(Dataset excerpt)
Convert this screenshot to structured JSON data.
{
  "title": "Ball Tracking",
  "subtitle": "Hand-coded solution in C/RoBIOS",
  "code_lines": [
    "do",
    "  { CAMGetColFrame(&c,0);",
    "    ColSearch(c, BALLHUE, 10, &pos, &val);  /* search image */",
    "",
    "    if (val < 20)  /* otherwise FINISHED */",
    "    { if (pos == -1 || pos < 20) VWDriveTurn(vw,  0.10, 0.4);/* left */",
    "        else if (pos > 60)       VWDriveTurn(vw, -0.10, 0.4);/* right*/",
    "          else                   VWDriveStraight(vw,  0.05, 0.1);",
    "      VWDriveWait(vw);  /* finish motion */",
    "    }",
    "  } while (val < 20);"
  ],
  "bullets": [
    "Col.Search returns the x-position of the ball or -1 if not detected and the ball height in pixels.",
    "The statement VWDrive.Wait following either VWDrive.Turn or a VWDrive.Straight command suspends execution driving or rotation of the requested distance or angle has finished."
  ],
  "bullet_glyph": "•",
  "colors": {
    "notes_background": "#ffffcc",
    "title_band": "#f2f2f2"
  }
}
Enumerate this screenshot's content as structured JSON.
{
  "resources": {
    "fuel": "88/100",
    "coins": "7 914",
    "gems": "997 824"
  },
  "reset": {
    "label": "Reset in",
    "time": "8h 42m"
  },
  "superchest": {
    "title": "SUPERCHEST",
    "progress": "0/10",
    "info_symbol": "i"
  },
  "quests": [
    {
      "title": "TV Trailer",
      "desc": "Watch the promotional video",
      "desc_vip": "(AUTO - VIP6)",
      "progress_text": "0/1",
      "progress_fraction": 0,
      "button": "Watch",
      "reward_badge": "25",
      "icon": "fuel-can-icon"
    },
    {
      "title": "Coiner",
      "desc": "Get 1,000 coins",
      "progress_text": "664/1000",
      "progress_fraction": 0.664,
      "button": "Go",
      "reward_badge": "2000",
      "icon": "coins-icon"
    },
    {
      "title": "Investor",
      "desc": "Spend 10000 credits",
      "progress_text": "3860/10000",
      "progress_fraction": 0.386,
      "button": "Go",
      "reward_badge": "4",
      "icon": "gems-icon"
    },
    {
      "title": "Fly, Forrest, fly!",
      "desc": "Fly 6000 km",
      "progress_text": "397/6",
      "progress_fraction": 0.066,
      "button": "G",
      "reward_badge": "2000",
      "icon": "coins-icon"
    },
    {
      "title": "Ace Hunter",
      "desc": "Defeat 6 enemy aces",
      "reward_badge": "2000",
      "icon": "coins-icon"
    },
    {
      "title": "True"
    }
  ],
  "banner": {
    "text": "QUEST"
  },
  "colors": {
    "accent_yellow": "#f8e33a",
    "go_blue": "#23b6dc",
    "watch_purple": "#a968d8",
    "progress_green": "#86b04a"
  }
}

## Exercise task
Print all of the entries exactly as they are written.

## Result below
Convert this screenshot to structured JSON data.
{
  "title": "Ball Tracking",
  "subtitle": "Hand-coded solution in C/RoBIOS",
  "code_lines": [
    "do",
    "  { CAMGetColFrame(&c,0);",
    "    ColSearch(c, BALLHUE, 10, &pos, &val);  /* search image */",
    "",
    "    if (val < 20)  /* otherwise FINISHED */",
    "    { if (pos == -1 || pos < 20) VWDriveTurn(vw,  0.10, 0.4);/* left */",
    "        else if (pos > 60)       VWDriveTurn(vw, -0.10, 0.4);/* right*/",
    "          else                   VWDriveStraight(vw,  0.05, 0.1);",
    "      VWDriveWait(vw);  /* finish motion */",
    "    }",
    "  } while (val < 20);"
  ],
  "bullets": [
    "Col.Search returns the x-position of the ball or -1 if not detected and the ball height in pixels.",
    "The statement VWDrive.Wait following either VWDrive.Turn or a VWDrive.Straight command suspends execution driving or rotation of the requested distance or angle has finished."
  ],
  "bullet_glyph": "•",
  "colors": {
    "notes_background": "#ffffcc",
    "title_band": "#f2f2f2"
  }
}
Enumerate this screenshot's content as structured JSON.
{
  "resources": {
    "fuel": "88/100",
    "coins": "7 914",
    "gems": "997 824"
  },
  "reset": {
    "label": "Reset in",
    "time": "8h 42m"
  },
  "superchest": {
    "title": "SUPERCHEST",
    "progress": "0/10",
    "info_symbol": "i"
  },
  "quests": [
    {
      "title": "TV Trailer",
      "desc": "Watch the promotional video",
      "desc_vip": "(AUTO - VIP6)",
      "progress_text": "0/1",
      "progress_fraction": 0,
      "button": "Watch",
      "reward_badge": "25",
      "icon": "fuel-can-icon"
    },
    {
      "title": "Coiner",
      "desc": "Get 1,000 coins",
      "progress_text": "664/1000",
      "progress_fraction": 0.664,
      "button": "Go",
      "reward_badge": "2000",
      "icon": "coins-icon"
    },
    {
      "title": "Investor",
      "desc": "Spend 10000 credits",
      "progress_text": "3860/10000",
      "progress_fraction": 0.386,
      "button": "Go",
      "reward_badge": "4",
      "icon": "gems-icon"
    },
    {
      "title": "Fly, Forrest, fly!",
      "desc": "Fly 6000 km",
      "progress_text": "397/6",
      "progress_fraction": 0.066,
      "button": "G",
      "reward_badge": "2000",
      "icon": "coins-icon"
    },
    {
      "title": "Ace Hunter",
      "desc": "Defeat 6 enemy aces",
      "reward_badge": "2000",
      "icon": "coins-icon"
    },
    {
      "title": "True"
    }
  ],
  "banner": {
    "text": "QUEST"
  },
  "colors": {
    "accent_yellow": "#f8e33a",
    "go_blue": "#23b6dc",
    "watch_purple": "#a968d8",
    "progress_green": "#86b04a"
  }
}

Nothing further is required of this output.